:: GIVEN TASK ::
Within the listing below, locate all lines containing the word "JSON". Copy each one.

:: RECORD EXCERPTS ::
<<<<

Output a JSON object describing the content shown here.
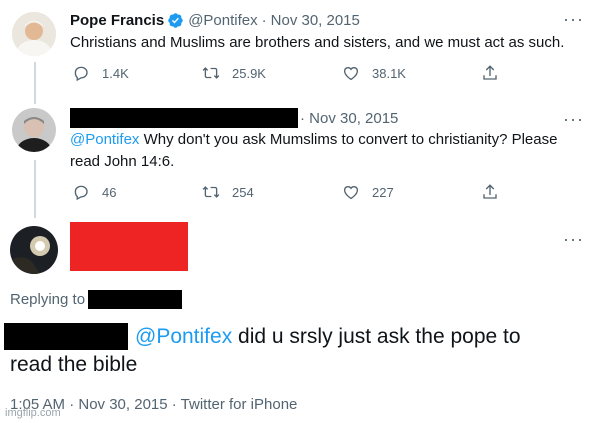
{
  "tweet1": {
    "name": "Pope Francis",
    "handle": "@Pontifex",
    "sep": "·",
    "date": "Nov 30, 2015",
    "text": "Christians and Muslims are brothers and sisters, and we must act as such.",
    "replies": "1.4K",
    "retweets": "25.9K",
    "likes": "38.1K"
  },
  "tweet2": {
    "date": "· Nov 30, 2015",
    "mention": "@Pontifex",
    "text_rest": " Why don't you ask Mumslims to convert to christianity? Please",
    "text_line2": "read John 14:6.",
    "replies": "46",
    "retweets": "254",
    "likes": "227"
  },
  "tweet3": {
    "replying_label": "Replying to",
    "mention": "@Pontifex",
    "text_rest": " did u srsly just ask the pope to",
    "text_line2": "read the bible",
    "meta": "1:05 AM · Nov 30, 2015 · Twitter for iPhone"
  },
  "more_glyph": "···",
  "watermark": "imgflip.com",
  "colors": {
    "verified": "#1d9bf0",
    "mention": "#1d9bf0",
    "muted": "#536471",
    "redaction_red": "#ee2424"
  }
}
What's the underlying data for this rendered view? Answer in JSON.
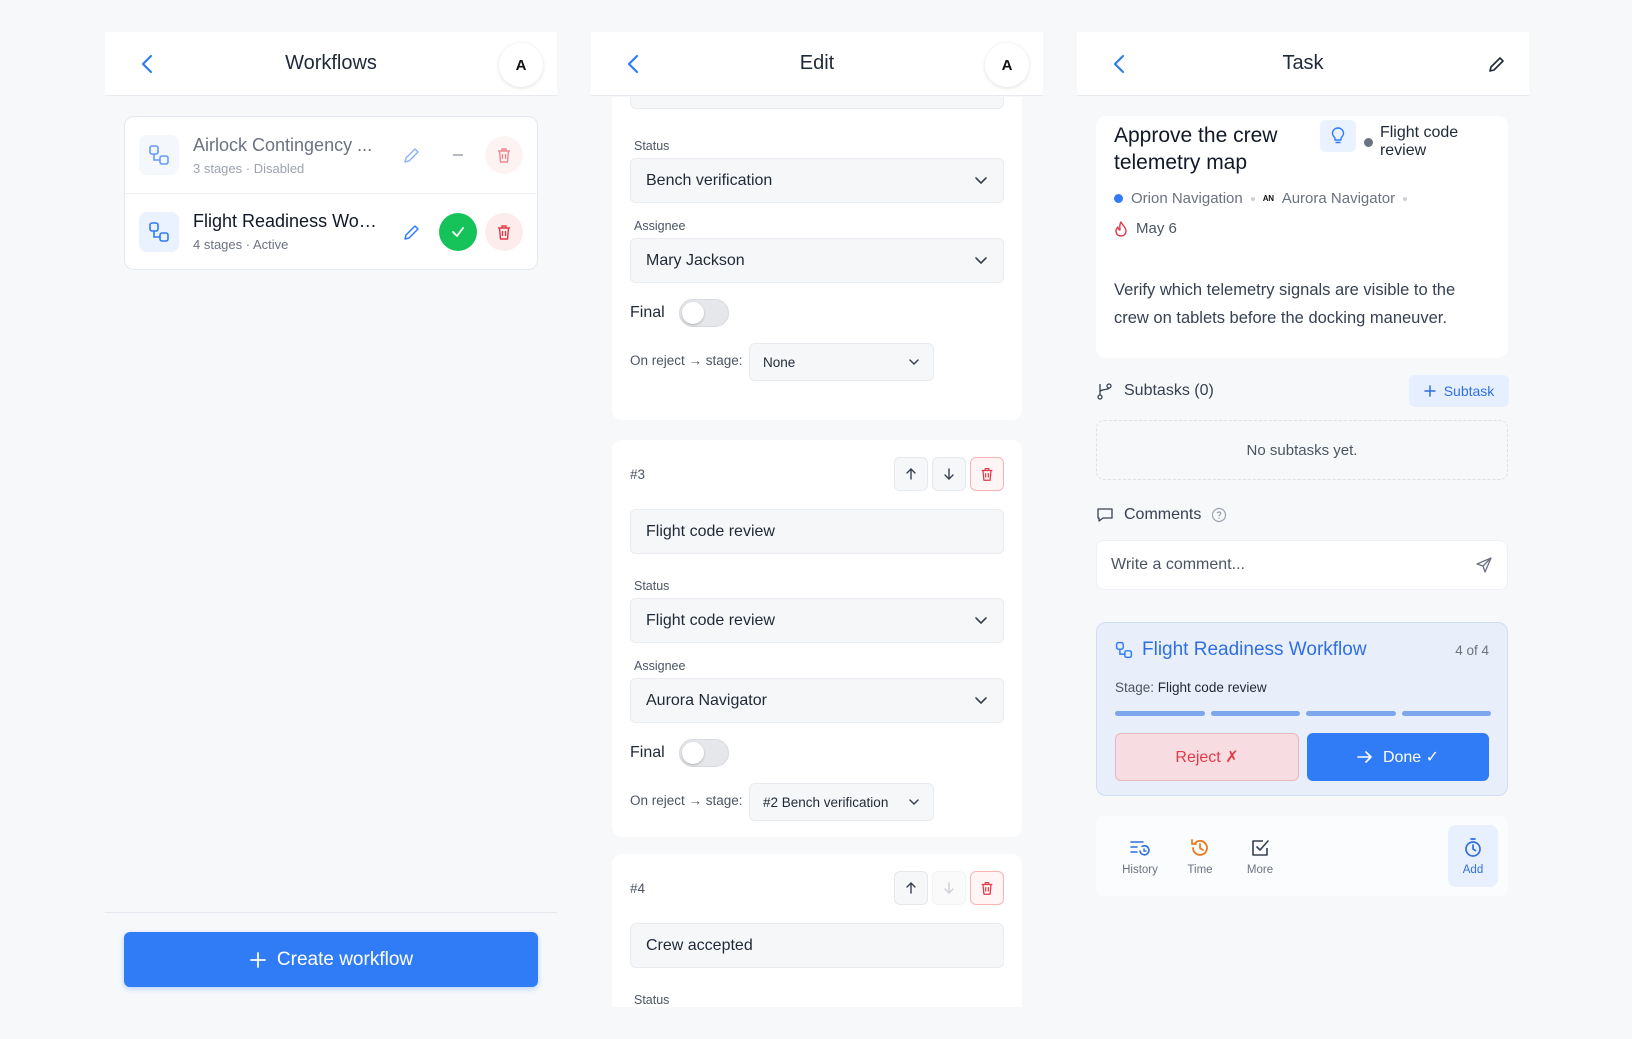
{
  "workflows_panel": {
    "title": "Workflows",
    "avatar": "A",
    "items": [
      {
        "name": "Airlock Contingency ...",
        "sub": "3 stages · Disabled",
        "state": "disabled"
      },
      {
        "name": "Flight Readiness Wor...",
        "sub": "4 stages · Active",
        "state": "active"
      }
    ],
    "create_label": "Create workflow"
  },
  "edit_panel": {
    "title": "Edit",
    "avatar": "A",
    "labels": {
      "status": "Status",
      "assignee": "Assignee",
      "final": "Final",
      "on_reject": "On reject → stage:"
    },
    "stage2": {
      "status": "Bench verification",
      "assignee": "Mary Jackson",
      "final": false,
      "on_reject": "None"
    },
    "stage3": {
      "num": "#3",
      "name": "Flight code review",
      "status": "Flight code review",
      "assignee": "Aurora Navigator",
      "final": false,
      "on_reject": "#2 Bench verification"
    },
    "stage4": {
      "num": "#4",
      "name": "Crew accepted",
      "status_label_partial": "Status"
    }
  },
  "task_panel": {
    "title": "Task",
    "task_title": "Approve the crew telemetry map",
    "stage_tag": "Flight code review",
    "project": "Orion Navigation",
    "assignee_initials": "AN",
    "assignee": "Aurora Navigator",
    "due": "May 6",
    "description": "Verify which telemetry signals are visible to the crew on tablets before the docking maneuver.",
    "subtasks_label": "Subtasks (0)",
    "subtask_button": "Subtask",
    "subtasks_empty": "No subtasks yet.",
    "comments_label": "Comments",
    "comment_placeholder": "Write a comment...",
    "workflow": {
      "name": "Flight Readiness Workflow",
      "count": "4 of 4",
      "stage_prefix": "Stage:",
      "stage": "Flight code review",
      "progress_completed": 4,
      "progress_total": 4,
      "reject_label": "Reject ✗",
      "done_label": "Done ✓"
    },
    "nav": [
      {
        "label": "History"
      },
      {
        "label": "Time"
      },
      {
        "label": "More"
      },
      {
        "label": "Add"
      }
    ],
    "colors": {
      "accent": "#2f7cf6",
      "success": "#16c35a",
      "danger": "#e03a48",
      "project_dot": "#2f7cf6",
      "stage_dot": "#6b7280"
    }
  }
}
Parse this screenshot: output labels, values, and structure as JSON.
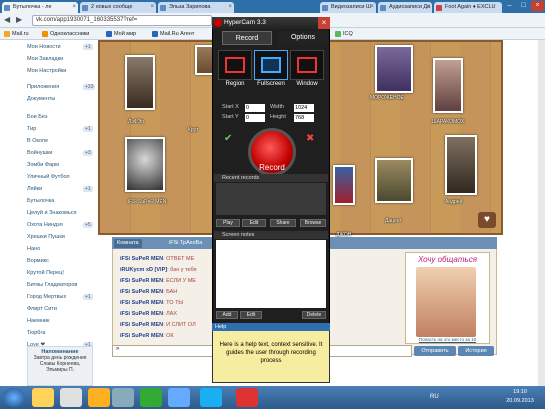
{
  "browser": {
    "tabs": [
      {
        "label": "Бутылочка - ле",
        "color": "#5d8ac2"
      },
      {
        "label": "2 новых сообще",
        "color": "#5d8ac2"
      },
      {
        "label": "Эльза Зарипова",
        "color": "#5d8ac2"
      },
      {
        "label": "Видеозаписи Ш",
        "color": "#5d8ac2"
      },
      {
        "label": "Аудиозаписи Да",
        "color": "#5d8ac2"
      },
      {
        "label": "Foot Again ♦ EXCLU",
        "color": "#d04040"
      }
    ],
    "url": "vk.com/app1930071_160335537?ref=",
    "bookmarks": [
      "Mail.ru",
      "Одноклассники",
      "Мой мир",
      "Mail.Ru Агент",
      "ICQ"
    ]
  },
  "left_menu": {
    "items": [
      {
        "label": "Мои Новости",
        "count": "+1"
      },
      {
        "label": "Мои Закладки",
        "count": ""
      },
      {
        "label": "Мои Настройки",
        "count": ""
      },
      {
        "label": "Приложения",
        "count": "+33"
      },
      {
        "label": "Документы",
        "count": ""
      },
      {
        "label": "Бои Без",
        "count": ""
      },
      {
        "label": "Тир",
        "count": "+1"
      },
      {
        "label": "В Окопе",
        "count": ""
      },
      {
        "label": "Войнушки",
        "count": "+3"
      },
      {
        "label": "Зомби Фарм",
        "count": ""
      },
      {
        "label": "Уличный Футбол",
        "count": ""
      },
      {
        "label": "Ляйки",
        "count": "+1"
      },
      {
        "label": "Бутылочка",
        "count": ""
      },
      {
        "label": "Целуй и Знакомься",
        "count": ""
      },
      {
        "label": "Охота Ниндзя",
        "count": "+5"
      },
      {
        "label": "Хрешки Пушки",
        "count": ""
      },
      {
        "label": "Нано",
        "count": ""
      },
      {
        "label": "Вормикс",
        "count": ""
      },
      {
        "label": "Крутой Перец!",
        "count": ""
      },
      {
        "label": "Битвы Гладиаторов",
        "count": ""
      },
      {
        "label": "Город Мертвых",
        "count": "+1"
      },
      {
        "label": "Флирт Сити",
        "count": ""
      },
      {
        "label": "Наемник",
        "count": ""
      },
      {
        "label": "Тюрбга",
        "count": ""
      },
      {
        "label": "Love ❤",
        "count": "+1"
      }
    ],
    "reminder_title": "Напоминание",
    "reminder_text": "Завтра день рождения Славы Корнеева, Эльмиры П."
  },
  "game": {
    "players": [
      "ЛэФЭо",
      "МОРОЖЕНОЕ",
      "ШАРАКОМОХ",
      "iFSi SuPeR MEN",
      "ДЖОН",
      "Сердце",
      "Дацент",
      "Андрей",
      "Крут"
    ]
  },
  "chat": {
    "tabs": [
      "Комната",
      "iFSi ТрАхоВа"
    ],
    "lines": [
      {
        "nick": "iFSi SuPeR MEN",
        "msg": ": ОТВЕТ МЕ"
      },
      {
        "nick": "iRUKycm xD [VIP]",
        "msg": ": бан у тебя"
      },
      {
        "nick": "iFSi SuPeR MEN",
        "msg": ": ЕСЛИ У МЕ"
      },
      {
        "nick": "iFSi SuPeR MEN",
        "msg": ": БАН"
      },
      {
        "nick": "iFSi SuPeR MEN",
        "msg": ": ТО ТЫ"
      },
      {
        "nick": "iFSi SuPeR MEN",
        "msg": ": ЛАХ"
      },
      {
        "nick": "iFSi SuPeR MEN",
        "msg": ": И СЛИТ ОЛ"
      },
      {
        "nick": "iFSi SuPeR MEN",
        "msg": ": ОК"
      }
    ],
    "ad_title": "Хочу общаться",
    "ad_caption": "Попасть на это место за 10",
    "send_label": "Отправить",
    "history_label": "История"
  },
  "hypercam": {
    "title": "HyperCam 3.3",
    "tab_record": "Record",
    "tab_options": "Options",
    "modes": [
      "Region",
      "Fullscreen",
      "Window"
    ],
    "start_x_label": "Start X",
    "start_x": "0",
    "start_y_label": "Start Y",
    "start_y": "0",
    "width_label": "Width",
    "width": "1024",
    "height_label": "Height",
    "height": "768",
    "record_label": "Record",
    "recent_records": "Recent records",
    "screen_notes": "Screen notes",
    "btns_recent": [
      "Play",
      "Edit",
      "Share",
      "Browse"
    ],
    "btns_notes": [
      "Add",
      "Edit",
      "Delete"
    ],
    "help_title": "Help",
    "help_text": "Here is a help text, context sensitive. It guides the user through recording process"
  },
  "taskbar": {
    "lang": "RU",
    "time": "19:10",
    "date": "20.09.2013"
  }
}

>>>>

:: FINISHED EXERCISE ::
Output a JSON object describing the content shown here.
What's the underlying data for this rendered view? Answer in JSON.
Parse this screenshot: output labels, values, and structure as JSON.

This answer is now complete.